Data lines:
__________

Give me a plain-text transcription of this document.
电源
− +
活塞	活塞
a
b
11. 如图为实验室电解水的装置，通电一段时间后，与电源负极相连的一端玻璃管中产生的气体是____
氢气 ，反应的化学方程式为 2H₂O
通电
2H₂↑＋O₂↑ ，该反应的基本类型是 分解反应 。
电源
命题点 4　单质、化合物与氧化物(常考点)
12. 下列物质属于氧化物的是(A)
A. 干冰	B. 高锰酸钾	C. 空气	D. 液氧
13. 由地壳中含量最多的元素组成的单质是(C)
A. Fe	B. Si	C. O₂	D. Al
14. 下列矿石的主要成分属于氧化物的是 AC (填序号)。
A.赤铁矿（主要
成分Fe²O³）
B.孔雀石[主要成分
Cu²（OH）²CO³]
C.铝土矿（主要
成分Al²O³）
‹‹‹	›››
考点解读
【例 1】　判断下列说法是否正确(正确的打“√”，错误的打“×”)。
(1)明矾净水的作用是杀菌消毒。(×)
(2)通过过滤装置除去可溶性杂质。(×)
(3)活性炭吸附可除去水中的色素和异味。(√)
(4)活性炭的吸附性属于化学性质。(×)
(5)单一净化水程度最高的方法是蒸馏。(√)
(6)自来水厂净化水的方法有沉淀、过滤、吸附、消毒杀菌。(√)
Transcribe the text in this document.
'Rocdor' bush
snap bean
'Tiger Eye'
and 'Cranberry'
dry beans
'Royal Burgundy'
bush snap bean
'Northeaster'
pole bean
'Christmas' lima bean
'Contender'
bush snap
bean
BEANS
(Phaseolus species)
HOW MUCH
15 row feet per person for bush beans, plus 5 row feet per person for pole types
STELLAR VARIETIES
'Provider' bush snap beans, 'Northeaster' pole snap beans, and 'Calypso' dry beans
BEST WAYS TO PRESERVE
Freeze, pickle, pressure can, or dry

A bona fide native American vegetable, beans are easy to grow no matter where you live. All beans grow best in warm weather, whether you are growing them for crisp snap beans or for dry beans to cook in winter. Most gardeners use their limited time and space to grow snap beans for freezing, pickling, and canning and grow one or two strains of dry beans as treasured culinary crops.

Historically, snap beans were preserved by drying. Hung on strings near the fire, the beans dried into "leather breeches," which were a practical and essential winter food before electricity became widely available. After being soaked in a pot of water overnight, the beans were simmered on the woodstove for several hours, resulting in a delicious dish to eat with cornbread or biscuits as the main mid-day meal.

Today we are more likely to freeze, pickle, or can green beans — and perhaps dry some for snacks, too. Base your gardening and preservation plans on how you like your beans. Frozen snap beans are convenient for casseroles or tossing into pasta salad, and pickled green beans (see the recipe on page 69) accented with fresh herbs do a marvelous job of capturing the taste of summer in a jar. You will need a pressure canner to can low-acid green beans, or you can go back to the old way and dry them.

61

__________

Exercise instructions: Print the entries exactly. Include every one.

Problem solution:
Give me a plain-text transcription of this document.
电源
− +
活塞	活塞
a
b
11. 如图为实验室电解水的装置，通电一段时间后，与电源负极相连的一端玻璃管中产生的气体是____
氢气 ，反应的化学方程式为 2H₂O
通电
2H₂↑＋O₂↑ ，该反应的基本类型是 分解反应 。
电源
命题点 4　单质、化合物与氧化物(常考点)
12. 下列物质属于氧化物的是(A)
A. 干冰	B. 高锰酸钾	C. 空气	D. 液氧
13. 由地壳中含量最多的元素组成的单质是(C)
A. Fe	B. Si	C. O₂	D. Al
14. 下列矿石的主要成分属于氧化物的是 AC (填序号)。
A.赤铁矿（主要
成分Fe²O³）
B.孔雀石[主要成分
Cu²（OH）²CO³]
C.铝土矿（主要
成分Al²O³）
‹‹‹	›››
考点解读
【例 1】　判断下列说法是否正确(正确的打“√”，错误的打“×”)。
(1)明矾净水的作用是杀菌消毒。(×)
(2)通过过滤装置除去可溶性杂质。(×)
(3)活性炭吸附可除去水中的色素和异味。(√)
(4)活性炭的吸附性属于化学性质。(×)
(5)单一净化水程度最高的方法是蒸馏。(√)
(6)自来水厂净化水的方法有沉淀、过滤、吸附、消毒杀菌。(√)
Transcribe the text in this document.
'Rocdor' bush
snap bean
'Tiger Eye'
and 'Cranberry'
dry beans
'Royal Burgundy'
bush snap bean
'Northeaster'
pole bean
'Christmas' lima bean
'Contender'
bush snap
bean
BEANS
(Phaseolus species)
HOW MUCH
15 row feet per person for bush beans, plus 5 row feet per person for pole types
STELLAR VARIETIES
'Provider' bush snap beans, 'Northeaster' pole snap beans, and 'Calypso' dry beans
BEST WAYS TO PRESERVE
Freeze, pickle, pressure can, or dry

A bona fide native American vegetable, beans are easy to grow no matter where you live. All beans grow best in warm weather, whether you are growing them for crisp snap beans or for dry beans to cook in winter. Most gardeners use their limited time and space to grow snap beans for freezing, pickling, and canning and grow one or two strains of dry beans as treasured culinary crops.

Historically, snap beans were preserved by drying. Hung on strings near the fire, the beans dried into "leather breeches," which were a practical and essential winter food before electricity became widely available. After being soaked in a pot of water overnight, the beans were simmered on the woodstove for several hours, resulting in a delicious dish to eat with cornbread or biscuits as the main mid-day meal.

Today we are more likely to freeze, pickle, or can green beans — and perhaps dry some for snacks, too. Base your gardening and preservation plans on how you like your beans. Frozen snap beans are convenient for casseroles or tossing into pasta salad, and pickled green beans (see the recipe on page 69) accented with fresh herbs do a marvelous job of capturing the taste of summer in a jar. You will need a pressure canner to can low-acid green beans, or you can go back to the old way and dry them.

61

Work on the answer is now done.